Your instructions: Restate the records in their entirety, word for word.

Listed entries:
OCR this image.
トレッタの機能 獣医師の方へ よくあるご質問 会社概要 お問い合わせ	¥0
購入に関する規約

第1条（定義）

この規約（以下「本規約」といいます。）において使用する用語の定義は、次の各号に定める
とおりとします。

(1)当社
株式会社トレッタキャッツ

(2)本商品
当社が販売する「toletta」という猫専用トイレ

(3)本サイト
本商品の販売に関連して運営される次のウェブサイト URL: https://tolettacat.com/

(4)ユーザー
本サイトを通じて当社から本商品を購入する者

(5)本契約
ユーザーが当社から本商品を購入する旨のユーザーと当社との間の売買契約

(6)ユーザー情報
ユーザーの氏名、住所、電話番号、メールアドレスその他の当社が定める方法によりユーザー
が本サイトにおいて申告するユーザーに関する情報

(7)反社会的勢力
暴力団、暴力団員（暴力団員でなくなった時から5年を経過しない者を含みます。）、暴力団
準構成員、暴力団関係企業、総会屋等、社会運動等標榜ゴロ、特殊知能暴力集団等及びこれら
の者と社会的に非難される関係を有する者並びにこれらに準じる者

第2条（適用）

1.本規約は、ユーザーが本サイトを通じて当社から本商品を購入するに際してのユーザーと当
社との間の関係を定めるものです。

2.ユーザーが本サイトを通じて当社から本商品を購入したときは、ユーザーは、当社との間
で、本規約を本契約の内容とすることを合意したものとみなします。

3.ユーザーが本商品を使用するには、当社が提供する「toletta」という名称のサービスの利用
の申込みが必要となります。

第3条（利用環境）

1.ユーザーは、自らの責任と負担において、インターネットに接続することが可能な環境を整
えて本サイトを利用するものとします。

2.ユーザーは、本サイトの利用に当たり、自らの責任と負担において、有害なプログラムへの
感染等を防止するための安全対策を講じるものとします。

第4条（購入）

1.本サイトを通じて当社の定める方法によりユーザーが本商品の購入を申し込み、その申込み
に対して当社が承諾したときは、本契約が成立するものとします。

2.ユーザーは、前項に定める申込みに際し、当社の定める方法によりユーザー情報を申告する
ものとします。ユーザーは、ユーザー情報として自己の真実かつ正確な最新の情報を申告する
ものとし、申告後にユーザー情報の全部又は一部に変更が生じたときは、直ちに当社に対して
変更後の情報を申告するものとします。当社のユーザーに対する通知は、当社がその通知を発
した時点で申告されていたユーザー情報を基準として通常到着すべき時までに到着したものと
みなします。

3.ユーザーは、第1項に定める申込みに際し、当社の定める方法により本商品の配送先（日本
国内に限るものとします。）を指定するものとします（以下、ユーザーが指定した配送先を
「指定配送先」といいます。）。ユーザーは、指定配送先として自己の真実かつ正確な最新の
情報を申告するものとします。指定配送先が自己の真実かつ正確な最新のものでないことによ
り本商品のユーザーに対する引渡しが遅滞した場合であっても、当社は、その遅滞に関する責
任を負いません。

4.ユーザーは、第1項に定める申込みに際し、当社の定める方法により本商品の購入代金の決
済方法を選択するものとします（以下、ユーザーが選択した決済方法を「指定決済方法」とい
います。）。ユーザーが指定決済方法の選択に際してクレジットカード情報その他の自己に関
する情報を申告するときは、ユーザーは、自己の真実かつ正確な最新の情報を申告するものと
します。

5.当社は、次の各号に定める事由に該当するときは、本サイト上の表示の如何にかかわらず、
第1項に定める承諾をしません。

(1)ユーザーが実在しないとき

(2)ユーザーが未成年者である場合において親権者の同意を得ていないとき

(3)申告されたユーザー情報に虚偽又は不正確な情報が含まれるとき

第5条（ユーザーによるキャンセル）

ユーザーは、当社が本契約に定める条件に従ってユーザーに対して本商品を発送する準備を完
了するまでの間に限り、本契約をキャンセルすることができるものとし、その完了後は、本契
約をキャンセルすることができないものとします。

Task result:
OCR this image.
トレッタの機能 獣医師の方へ よくあるご質問 会社概要 お問い合わせ	¥0
購入に関する規約

第1条（定義）

この規約（以下「本規約」といいます。）において使用する用語の定義は、次の各号に定める
とおりとします。

(1)当社
株式会社トレッタキャッツ

(2)本商品
当社が販売する「toletta」という猫専用トイレ

(3)本サイト
本商品の販売に関連して運営される次のウェブサイト URL: https://tolettacat.com/

(4)ユーザー
本サイトを通じて当社から本商品を購入する者

(5)本契約
ユーザーが当社から本商品を購入する旨のユーザーと当社との間の売買契約

(6)ユーザー情報
ユーザーの氏名、住所、電話番号、メールアドレスその他の当社が定める方法によりユーザー
が本サイトにおいて申告するユーザーに関する情報

(7)反社会的勢力
暴力団、暴力団員（暴力団員でなくなった時から5年を経過しない者を含みます。）、暴力団
準構成員、暴力団関係企業、総会屋等、社会運動等標榜ゴロ、特殊知能暴力集団等及びこれら
の者と社会的に非難される関係を有する者並びにこれらに準じる者

第2条（適用）

1.本規約は、ユーザーが本サイトを通じて当社から本商品を購入するに際してのユーザーと当
社との間の関係を定めるものです。

2.ユーザーが本サイトを通じて当社から本商品を購入したときは、ユーザーは、当社との間
で、本規約を本契約の内容とすることを合意したものとみなします。

3.ユーザーが本商品を使用するには、当社が提供する「toletta」という名称のサービスの利用
の申込みが必要となります。

第3条（利用環境）

1.ユーザーは、自らの責任と負担において、インターネットに接続することが可能な環境を整
えて本サイトを利用するものとします。

2.ユーザーは、本サイトの利用に当たり、自らの責任と負担において、有害なプログラムへの
感染等を防止するための安全対策を講じるものとします。

第4条（購入）

1.本サイトを通じて当社の定める方法によりユーザーが本商品の購入を申し込み、その申込み
に対して当社が承諾したときは、本契約が成立するものとします。

2.ユーザーは、前項に定める申込みに際し、当社の定める方法によりユーザー情報を申告する
ものとします。ユーザーは、ユーザー情報として自己の真実かつ正確な最新の情報を申告する
ものとし、申告後にユーザー情報の全部又は一部に変更が生じたときは、直ちに当社に対して
変更後の情報を申告するものとします。当社のユーザーに対する通知は、当社がその通知を発
した時点で申告されていたユーザー情報を基準として通常到着すべき時までに到着したものと
みなします。

3.ユーザーは、第1項に定める申込みに際し、当社の定める方法により本商品の配送先（日本
国内に限るものとします。）を指定するものとします（以下、ユーザーが指定した配送先を
「指定配送先」といいます。）。ユーザーは、指定配送先として自己の真実かつ正確な最新の
情報を申告するものとします。指定配送先が自己の真実かつ正確な最新のものでないことによ
り本商品のユーザーに対する引渡しが遅滞した場合であっても、当社は、その遅滞に関する責
任を負いません。

4.ユーザーは、第1項に定める申込みに際し、当社の定める方法により本商品の購入代金の決
済方法を選択するものとします（以下、ユーザーが選択した決済方法を「指定決済方法」とい
います。）。ユーザーが指定決済方法の選択に際してクレジットカード情報その他の自己に関
する情報を申告するときは、ユーザーは、自己の真実かつ正確な最新の情報を申告するものと
します。

5.当社は、次の各号に定める事由に該当するときは、本サイト上の表示の如何にかかわらず、
第1項に定める承諾をしません。

(1)ユーザーが実在しないとき

(2)ユーザーが未成年者である場合において親権者の同意を得ていないとき

(3)申告されたユーザー情報に虚偽又は不正確な情報が含まれるとき

第5条（ユーザーによるキャンセル）

ユーザーは、当社が本契約に定める条件に従ってユーザーに対して本商品を発送する準備を完
了するまでの間に限り、本契約をキャンセルすることができるものとし、その完了後は、本契
約をキャンセルすることができないものとします。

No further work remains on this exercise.